[The exercise]
Seek out every line containing the word "против", and copy each.

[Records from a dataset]

^^^^^^^^^^^^^^^^

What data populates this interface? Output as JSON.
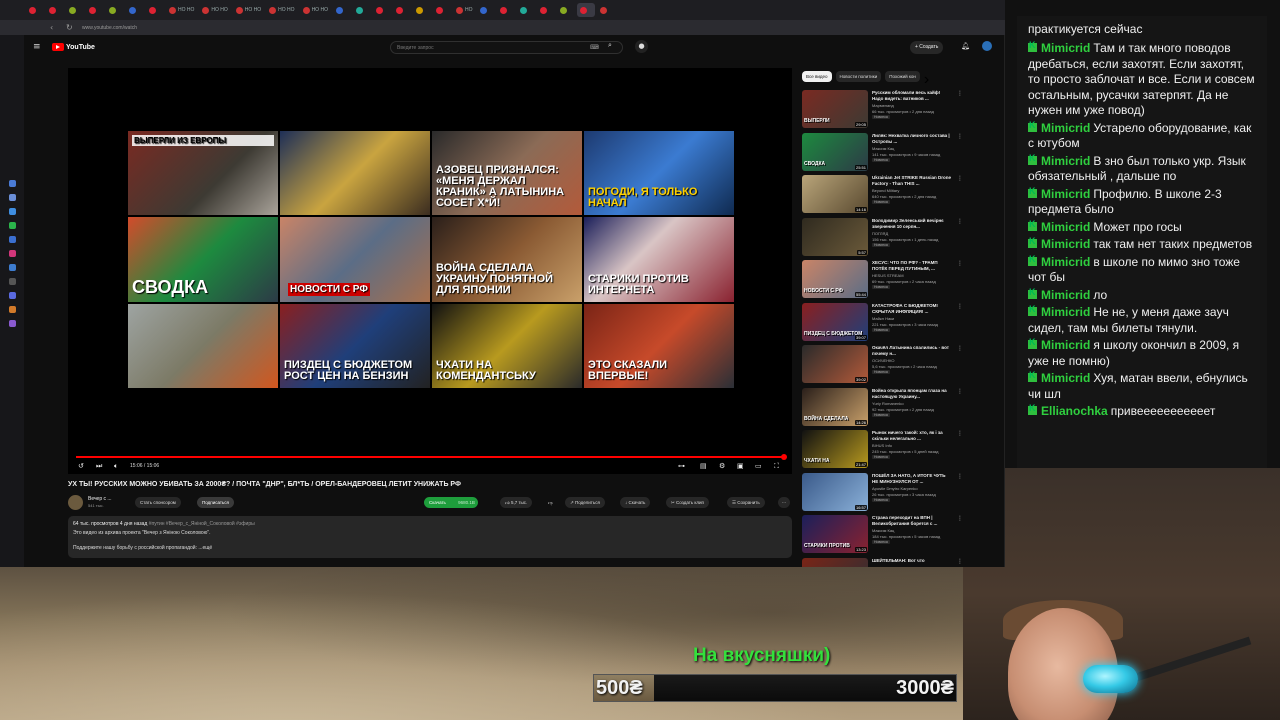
{
  "browser": {
    "url": "www.youtube.com/watch",
    "tabs": [
      {
        "label": "",
        "color": "#d23"
      },
      {
        "label": "",
        "color": "#d23"
      },
      {
        "label": "",
        "color": "#8a2"
      },
      {
        "label": "",
        "color": "#d23"
      },
      {
        "label": "",
        "color": "#8a2"
      },
      {
        "label": "",
        "color": "#36c"
      },
      {
        "label": "",
        "color": "#d23"
      },
      {
        "label": "НО НО",
        "color": "#c33"
      },
      {
        "label": "НО НО",
        "color": "#c33"
      },
      {
        "label": "НО НО",
        "color": "#c33"
      },
      {
        "label": "НО НО",
        "color": "#c33"
      },
      {
        "label": "НО НО",
        "color": "#c33"
      },
      {
        "label": "",
        "color": "#36c"
      },
      {
        "label": "",
        "color": "#2a9"
      },
      {
        "label": "",
        "color": "#d23"
      },
      {
        "label": "",
        "color": "#d23"
      },
      {
        "label": "",
        "color": "#c90"
      },
      {
        "label": "",
        "color": "#d23"
      },
      {
        "label": "НО",
        "color": "#c33"
      },
      {
        "label": "",
        "color": "#36c"
      },
      {
        "label": "",
        "color": "#d23"
      },
      {
        "label": "",
        "color": "#2a9"
      },
      {
        "label": "",
        "color": "#d23"
      },
      {
        "label": "",
        "color": "#8a2"
      },
      {
        "label": "",
        "color": "#d23"
      },
      {
        "label": "",
        "color": "#c33"
      }
    ]
  },
  "youtube": {
    "logo_text": "YouTube",
    "search_placeholder": "Введите запрос",
    "create_label": "+ Создать"
  },
  "video": {
    "time": "15:06 / 15:06",
    "progress_fraction": 1.0,
    "title": "УХ ТЫ! РУССКИХ МОЖНО УБИВАТЬ ЗА 2000₴? / ПОЧТА \"ДНР\", БЛ*ТЬ / ОРЁЛ-БАНДЕРОВЕЦ ЛЕТИТ УНИЖАТЬ РФ",
    "channel_name": "Вечер с ...",
    "channel_subs": "541 тыс.",
    "join_label": "Стать спонсором",
    "subscribe_label": "Подписаться",
    "download_label": "Скачать",
    "download_count": "9680.1B",
    "like_count": "5,7 тыс.",
    "share_label": "Поделиться",
    "save_download_label": "Скачать",
    "clip_label": "Создать клип",
    "saveto_label": "Сохранить",
    "description": {
      "stats": "64 тыс. просмотров  4 дня назад",
      "tags": "  #путин #Вечер_с_Янiной_Соколовой #эфиры",
      "line1": "Это видео из архива проекта \"Вечер з Яніною Соколовою\".",
      "line2": "Поддержите нашу борьбу с российской пропагандой:  ...ещё"
    },
    "grid": [
      {
        "text": "ВЫПЕРЛИ ИЗ ЕВРОПЫ",
        "style": "top",
        "bg": "linear-gradient(135deg,#7a2a22,#3d3a33 60%,#a9a39a)"
      },
      {
        "text": "",
        "style": "",
        "bg": "linear-gradient(135deg,#1e2f57,#c9a440 50%,#3b2d20)"
      },
      {
        "text": "АЗОВЕЦ ПРИЗНАЛСЯ: «МЕНЯ ДЕРЖАЛ КРАНИК» А ЛАТЫНИНА СОСЕТ Х*Й!",
        "style": "mid",
        "bg": "linear-gradient(135deg,#2a2a2a,#8b6b56 50%,#b35a3a)"
      },
      {
        "text": "ПОГОДИ, Я ТОЛЬКО НАЧАЛ",
        "style": "mid yellow",
        "bg": "linear-gradient(135deg,#1d3a70,#3b7bd1 50%,#0f2a50)"
      },
      {
        "text": "СВОДКА",
        "style": "big",
        "bg": "linear-gradient(135deg,#d34b2b,#1d8a3f 50%,#2c3a46)"
      },
      {
        "text": "НОВОСТИ С РФ",
        "style": "box",
        "bg": "linear-gradient(135deg,#c98467,#5b6d86 50%,#a8704d)"
      },
      {
        "text": "ВОЙНА СДЕЛАЛА УКРАИНУ ПОНЯТНОЙ ДЛЯ ЯПОНИИ",
        "style": "mid",
        "bg": "linear-gradient(135deg,#2a1f1a,#8a5a33 50%,#c9a06a)"
      },
      {
        "text": "Старики против интернета",
        "style": "mid",
        "bg": "linear-gradient(135deg,#1b1f5a,#d9c5c5 40%,#8a2230)"
      },
      {
        "text": "",
        "style": "",
        "bg": "linear-gradient(135deg,#9ea4a2,#7c7a66 50%,#d1571f)"
      },
      {
        "text": "ПИЗДЕЦ С БЮДЖЕТОМ РОСТ ЦЕН НА БЕНЗИН",
        "style": "mid",
        "bg": "linear-gradient(135deg,#8a1f1f,#1f3f7a 50%,#222)"
      },
      {
        "text": "ЧХАТИ НА КОМЕНДАНТСЬКУ",
        "style": "mid",
        "bg": "linear-gradient(135deg,#111,#b89a1f 50%,#2a2a2a)"
      },
      {
        "text": "ЭТО СКАЗАЛИ ВПЕРВЫЕ!",
        "style": "mid",
        "bg": "linear-gradient(135deg,#7a2416,#c74a2a 50%,#2a2f36)"
      }
    ]
  },
  "recommendations": {
    "chips": [
      "Все видео",
      "Новости политики",
      "Похожий кон"
    ],
    "items": [
      {
        "title": "Русским обломали весь кайф! Надо видеть: ватников ...",
        "channel": "Мармеланд",
        "meta": "66 тыс. просмотров • 2 дня назад",
        "duration": "29:05",
        "thumb_label": "ВЫПЕРЛИ",
        "bg": "linear-gradient(135deg,#7a2a22,#3d3a33)"
      },
      {
        "title": "Лиляк: Нехватка личного состава | Остропы ...",
        "channel": "Максим Кац",
        "meta": "141 тыс. просмотров • 9 часов назад",
        "duration": "25:51",
        "thumb_label": "СВОДКА",
        "bg": "linear-gradient(135deg,#1d8a3f,#2c3a46)"
      },
      {
        "title": "Ukrainian Jet STRIKE Russian Drone Factory - Than THIS ...",
        "channel": "Beyond Military",
        "meta": "640 тыс. просмотров • 2 дня назад",
        "duration": "14:16",
        "thumb_label": "",
        "bg": "linear-gradient(135deg,#b9a57a,#5a4a30)"
      },
      {
        "title": "Володимир Зеленський вечірнє звернення 10 серпн...",
        "channel": "ПОГЛЯД",
        "meta": "156 тыс. просмотров • 1 день назад",
        "duration": "5:57",
        "thumb_label": "",
        "bg": "linear-gradient(135deg,#2f2a1f,#6b5a3a)"
      },
      {
        "title": "ХЕСУС: ЧТО ПО РФ? - ТРАМП ПОТЁК ПЕРЕД ПУТИНЫМ, ...",
        "channel": "HESUS STREAM",
        "meta": "69 тыс. просмотров • 2 часа назад",
        "duration": "55:44",
        "thumb_label": "НОВОСТИ С РФ",
        "bg": "linear-gradient(135deg,#c98467,#5b6d86)"
      },
      {
        "title": "КАТАСТРОФА С БЮДЖЕТОМ! СКРЫТАЯ ИНФЛЯЦИЯ! ...",
        "channel": "Майкл Наки",
        "meta": "221 тыс. просмотров • 3 часа назад",
        "duration": "39:07",
        "thumb_label": "ПИЗДЕЦ С БЮДЖЕТОМ",
        "bg": "linear-gradient(135deg,#8a1f1f,#1f3f7a)"
      },
      {
        "title": "Окачёл Латынина спалились - вот почему н...",
        "channel": "ОСИЧЕНКО",
        "meta": "5,6 тыс. просмотров • 2 часа назад",
        "duration": "39:02",
        "thumb_label": "",
        "bg": "linear-gradient(135deg,#2a2a2a,#b35a3a)"
      },
      {
        "title": "Война открыла японцам глаза на настоящую Украину...",
        "channel": "Yuriy Romanenko",
        "meta": "92 тыс. просмотров • 2 дня назад",
        "duration": "14:26",
        "thumb_label": "ВОЙНА СДЕЛАЛА",
        "bg": "linear-gradient(135deg,#2a1f1a,#c9a06a)"
      },
      {
        "title": "Рынок ничего такой: хто, як і за скільки нелегально ...",
        "channel": "BIHUS Info",
        "meta": "245 тыс. просмотров • 5 дней назад",
        "duration": "21:47",
        "thumb_label": "ЧХАТИ НА",
        "bg": "linear-gradient(135deg,#111,#b89a1f)"
      },
      {
        "title": "ПОШЁЛ ЗА НАТО, А ИТОГЕ ЧУТЬ НЕ МИНУЗНУЛСЯ ОТ ...",
        "channel": "Apostle Dmytro Karpenko",
        "meta": "26 тыс. просмотров • 3 часа назад",
        "duration": "16:57",
        "thumb_label": "",
        "bg": "linear-gradient(135deg,#3a5a8a,#8ab0d8)"
      },
      {
        "title": "Страна переходит на ВПН | Великобритания борется с ...",
        "channel": "Максим Кац",
        "meta": "184 тыс. просмотров • 5 часов назад",
        "duration": "13:23",
        "thumb_label": "Старики против",
        "bg": "linear-gradient(135deg,#1b1f5a,#8a2230)"
      },
      {
        "title": "ШЕЙТЕЛЬМАН: Вот что",
        "channel": "",
        "meta": "",
        "duration": "",
        "thumb_label": "",
        "bg": "linear-gradient(135deg,#7a2416,#2a2f36)"
      }
    ]
  },
  "chat": {
    "first_line": "практикуется сейчас",
    "messages": [
      {
        "user": "Mimicrid",
        "text": "Там и так много поводов дребаться, если захотят. Если захотят, то просто заблочат и все. Если и совсем остальным, русачки затерпят. Да не нужен им уже повод)"
      },
      {
        "user": "Mimicrid",
        "text": "Устарело оборудование, как с ютубом"
      },
      {
        "user": "Mimicrid",
        "text": "В зно был только укр. Язык обязательный , дальше по"
      },
      {
        "user": "Mimicrid",
        "text": "Профилю. В школе 2-3 предмета было"
      },
      {
        "user": "Mimicrid",
        "text": "Может про госы"
      },
      {
        "user": "Mimicrid",
        "text": "так там нет таких предметов"
      },
      {
        "user": "Mimicrid",
        "text": "в школе по мимо зно тоже чот бы"
      },
      {
        "user": "Mimicrid",
        "text": "ло"
      },
      {
        "user": "Mimicrid",
        "text": "Не не, у меня даже заyч сидел, там мы билеты тянули."
      },
      {
        "user": "Mimicrid",
        "text": "я школу окончил в 2009, я уже не помню)"
      },
      {
        "user": "Mimicrid",
        "text": "Хуя, матан ввели, ебнулись чи шл"
      },
      {
        "user": "Ellianochka",
        "text": "привееееееееееет"
      }
    ]
  },
  "donation": {
    "title": "На вкусняшки)",
    "current": "500₴",
    "goal": "3000₴",
    "progress_fraction": 0.167
  }
}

^^^^^^^^^^^^^^^^

[The response]
        "text": "Старики против интернета",
        "thumb_label": "Старики против",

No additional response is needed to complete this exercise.